--- Work to do ---
Within the listing below, locate all lines containing the word "calificado". Copy each one.

--- Stored records ---

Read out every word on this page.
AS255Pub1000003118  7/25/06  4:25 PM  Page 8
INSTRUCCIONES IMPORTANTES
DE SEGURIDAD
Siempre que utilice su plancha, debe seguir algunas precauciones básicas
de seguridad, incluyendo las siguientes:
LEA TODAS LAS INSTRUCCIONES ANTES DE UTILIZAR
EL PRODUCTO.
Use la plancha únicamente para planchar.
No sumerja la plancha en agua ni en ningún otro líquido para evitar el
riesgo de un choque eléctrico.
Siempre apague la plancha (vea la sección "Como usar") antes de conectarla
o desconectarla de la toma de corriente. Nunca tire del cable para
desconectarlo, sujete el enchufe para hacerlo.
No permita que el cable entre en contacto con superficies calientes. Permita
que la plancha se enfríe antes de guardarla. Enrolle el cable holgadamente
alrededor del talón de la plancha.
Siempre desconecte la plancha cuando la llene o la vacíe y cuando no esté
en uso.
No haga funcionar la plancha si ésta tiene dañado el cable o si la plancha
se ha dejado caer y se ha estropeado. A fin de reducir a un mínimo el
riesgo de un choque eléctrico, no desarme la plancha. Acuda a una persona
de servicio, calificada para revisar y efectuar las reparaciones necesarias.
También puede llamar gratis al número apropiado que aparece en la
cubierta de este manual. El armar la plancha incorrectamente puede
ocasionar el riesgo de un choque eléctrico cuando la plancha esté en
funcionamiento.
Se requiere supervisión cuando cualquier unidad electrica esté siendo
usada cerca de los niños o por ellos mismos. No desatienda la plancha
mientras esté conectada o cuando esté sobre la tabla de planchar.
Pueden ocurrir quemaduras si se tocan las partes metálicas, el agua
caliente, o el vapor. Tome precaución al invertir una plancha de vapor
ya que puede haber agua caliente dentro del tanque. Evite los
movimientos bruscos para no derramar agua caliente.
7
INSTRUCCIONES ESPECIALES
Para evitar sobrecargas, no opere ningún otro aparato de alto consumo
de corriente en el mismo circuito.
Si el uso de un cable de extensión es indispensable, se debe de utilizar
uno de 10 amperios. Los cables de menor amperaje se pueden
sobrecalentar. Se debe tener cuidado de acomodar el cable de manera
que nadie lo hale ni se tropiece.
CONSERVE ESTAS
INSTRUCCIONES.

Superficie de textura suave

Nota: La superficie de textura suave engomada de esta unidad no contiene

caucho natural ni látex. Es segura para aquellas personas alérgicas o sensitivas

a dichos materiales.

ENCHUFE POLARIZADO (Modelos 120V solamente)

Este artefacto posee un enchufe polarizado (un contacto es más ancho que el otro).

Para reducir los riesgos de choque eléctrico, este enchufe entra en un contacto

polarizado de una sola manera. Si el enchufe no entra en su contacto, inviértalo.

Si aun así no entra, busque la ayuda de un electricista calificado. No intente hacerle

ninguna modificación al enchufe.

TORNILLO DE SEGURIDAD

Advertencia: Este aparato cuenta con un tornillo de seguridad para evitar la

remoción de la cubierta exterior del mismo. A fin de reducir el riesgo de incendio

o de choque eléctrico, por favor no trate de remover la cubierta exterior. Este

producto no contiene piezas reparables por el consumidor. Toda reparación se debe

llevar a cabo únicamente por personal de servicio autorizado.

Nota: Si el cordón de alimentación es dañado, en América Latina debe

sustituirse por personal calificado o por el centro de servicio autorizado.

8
* * *
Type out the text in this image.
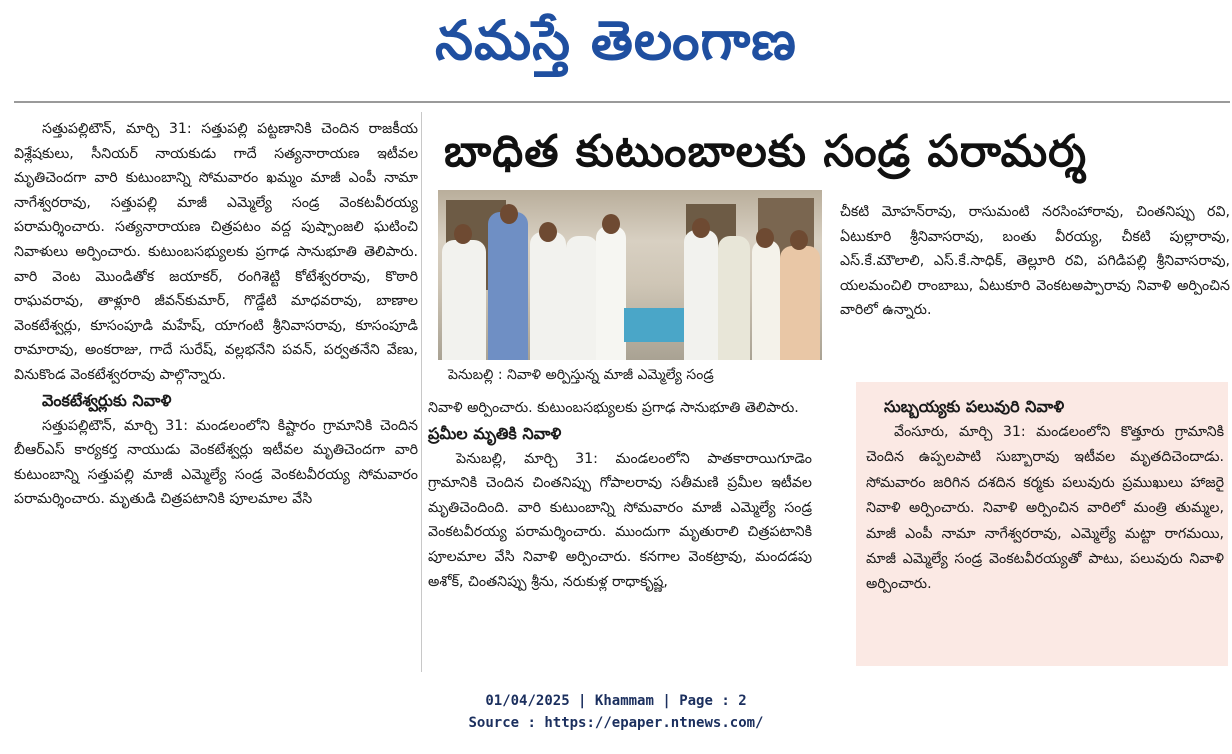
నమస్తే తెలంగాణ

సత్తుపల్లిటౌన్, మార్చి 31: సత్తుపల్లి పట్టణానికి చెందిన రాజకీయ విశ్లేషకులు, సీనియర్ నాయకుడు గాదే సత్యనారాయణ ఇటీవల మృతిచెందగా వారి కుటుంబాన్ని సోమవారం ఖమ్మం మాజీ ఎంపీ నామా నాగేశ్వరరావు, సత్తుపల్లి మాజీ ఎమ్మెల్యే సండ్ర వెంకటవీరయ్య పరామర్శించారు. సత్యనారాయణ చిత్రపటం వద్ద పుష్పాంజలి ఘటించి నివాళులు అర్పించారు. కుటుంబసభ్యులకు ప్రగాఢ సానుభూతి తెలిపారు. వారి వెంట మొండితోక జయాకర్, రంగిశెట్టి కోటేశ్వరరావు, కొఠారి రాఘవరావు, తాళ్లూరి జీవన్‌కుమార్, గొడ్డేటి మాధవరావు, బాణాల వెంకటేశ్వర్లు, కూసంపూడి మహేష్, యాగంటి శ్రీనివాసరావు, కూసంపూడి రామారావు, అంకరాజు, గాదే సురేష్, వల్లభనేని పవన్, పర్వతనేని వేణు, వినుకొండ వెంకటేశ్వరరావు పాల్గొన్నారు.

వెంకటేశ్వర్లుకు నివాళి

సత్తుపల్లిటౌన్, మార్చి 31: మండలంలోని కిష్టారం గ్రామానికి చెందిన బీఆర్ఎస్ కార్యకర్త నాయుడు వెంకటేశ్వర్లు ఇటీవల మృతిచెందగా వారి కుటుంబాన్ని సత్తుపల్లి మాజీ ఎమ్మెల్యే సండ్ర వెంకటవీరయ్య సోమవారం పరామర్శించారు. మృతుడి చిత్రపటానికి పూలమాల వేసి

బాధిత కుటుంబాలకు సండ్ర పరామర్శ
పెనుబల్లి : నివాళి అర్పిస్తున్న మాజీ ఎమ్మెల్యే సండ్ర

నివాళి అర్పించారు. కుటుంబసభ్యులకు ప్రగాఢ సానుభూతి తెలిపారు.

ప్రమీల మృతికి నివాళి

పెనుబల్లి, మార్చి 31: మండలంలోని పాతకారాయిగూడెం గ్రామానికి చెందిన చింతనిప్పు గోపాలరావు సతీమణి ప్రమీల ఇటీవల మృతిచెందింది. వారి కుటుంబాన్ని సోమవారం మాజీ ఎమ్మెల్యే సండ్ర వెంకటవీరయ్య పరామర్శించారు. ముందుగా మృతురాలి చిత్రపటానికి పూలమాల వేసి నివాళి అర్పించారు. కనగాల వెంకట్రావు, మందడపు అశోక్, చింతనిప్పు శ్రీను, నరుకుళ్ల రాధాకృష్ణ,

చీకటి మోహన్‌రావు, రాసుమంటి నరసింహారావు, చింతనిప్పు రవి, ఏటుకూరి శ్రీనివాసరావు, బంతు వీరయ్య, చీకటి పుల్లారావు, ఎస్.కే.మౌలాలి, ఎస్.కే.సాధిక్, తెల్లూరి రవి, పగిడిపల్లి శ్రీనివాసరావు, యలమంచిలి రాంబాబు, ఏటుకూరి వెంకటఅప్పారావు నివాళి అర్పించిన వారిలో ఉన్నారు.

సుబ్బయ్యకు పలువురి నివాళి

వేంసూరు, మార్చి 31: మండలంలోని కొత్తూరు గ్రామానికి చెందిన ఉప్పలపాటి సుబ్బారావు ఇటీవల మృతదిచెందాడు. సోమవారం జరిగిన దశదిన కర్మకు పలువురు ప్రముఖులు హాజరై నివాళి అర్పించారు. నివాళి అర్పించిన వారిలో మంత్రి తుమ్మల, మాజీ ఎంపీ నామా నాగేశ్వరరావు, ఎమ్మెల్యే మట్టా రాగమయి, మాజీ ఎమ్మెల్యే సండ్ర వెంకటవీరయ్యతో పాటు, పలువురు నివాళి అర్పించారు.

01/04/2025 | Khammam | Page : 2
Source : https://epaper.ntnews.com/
--
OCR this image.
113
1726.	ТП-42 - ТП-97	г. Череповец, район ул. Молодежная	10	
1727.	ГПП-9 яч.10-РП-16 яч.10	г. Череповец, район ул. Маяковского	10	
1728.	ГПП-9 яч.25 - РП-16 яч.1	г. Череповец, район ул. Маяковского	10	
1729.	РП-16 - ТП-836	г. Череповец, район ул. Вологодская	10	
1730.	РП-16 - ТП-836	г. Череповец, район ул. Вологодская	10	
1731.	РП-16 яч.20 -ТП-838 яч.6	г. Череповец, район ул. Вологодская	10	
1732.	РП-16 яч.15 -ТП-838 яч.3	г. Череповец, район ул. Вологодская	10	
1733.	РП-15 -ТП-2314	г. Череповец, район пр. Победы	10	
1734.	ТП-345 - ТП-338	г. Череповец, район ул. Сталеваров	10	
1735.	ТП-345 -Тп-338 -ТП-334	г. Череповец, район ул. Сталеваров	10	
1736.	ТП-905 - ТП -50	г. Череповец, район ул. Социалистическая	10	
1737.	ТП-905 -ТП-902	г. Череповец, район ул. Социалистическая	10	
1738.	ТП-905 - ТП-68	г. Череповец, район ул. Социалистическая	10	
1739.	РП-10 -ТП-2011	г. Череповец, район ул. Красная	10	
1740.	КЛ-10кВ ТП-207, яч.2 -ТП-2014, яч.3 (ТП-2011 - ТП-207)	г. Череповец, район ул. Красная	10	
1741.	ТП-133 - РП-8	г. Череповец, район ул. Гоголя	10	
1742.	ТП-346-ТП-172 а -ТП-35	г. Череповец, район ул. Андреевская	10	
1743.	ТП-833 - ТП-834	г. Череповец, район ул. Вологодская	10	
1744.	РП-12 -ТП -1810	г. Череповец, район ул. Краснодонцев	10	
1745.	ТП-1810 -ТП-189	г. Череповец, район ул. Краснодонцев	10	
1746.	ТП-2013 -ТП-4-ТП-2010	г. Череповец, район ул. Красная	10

--- Final result ---
Si aun así no entra, busque la ayuda de un electricista calificado. No intente hacerle
sustituirse por personal calificado o por el centro de servicio autorizado.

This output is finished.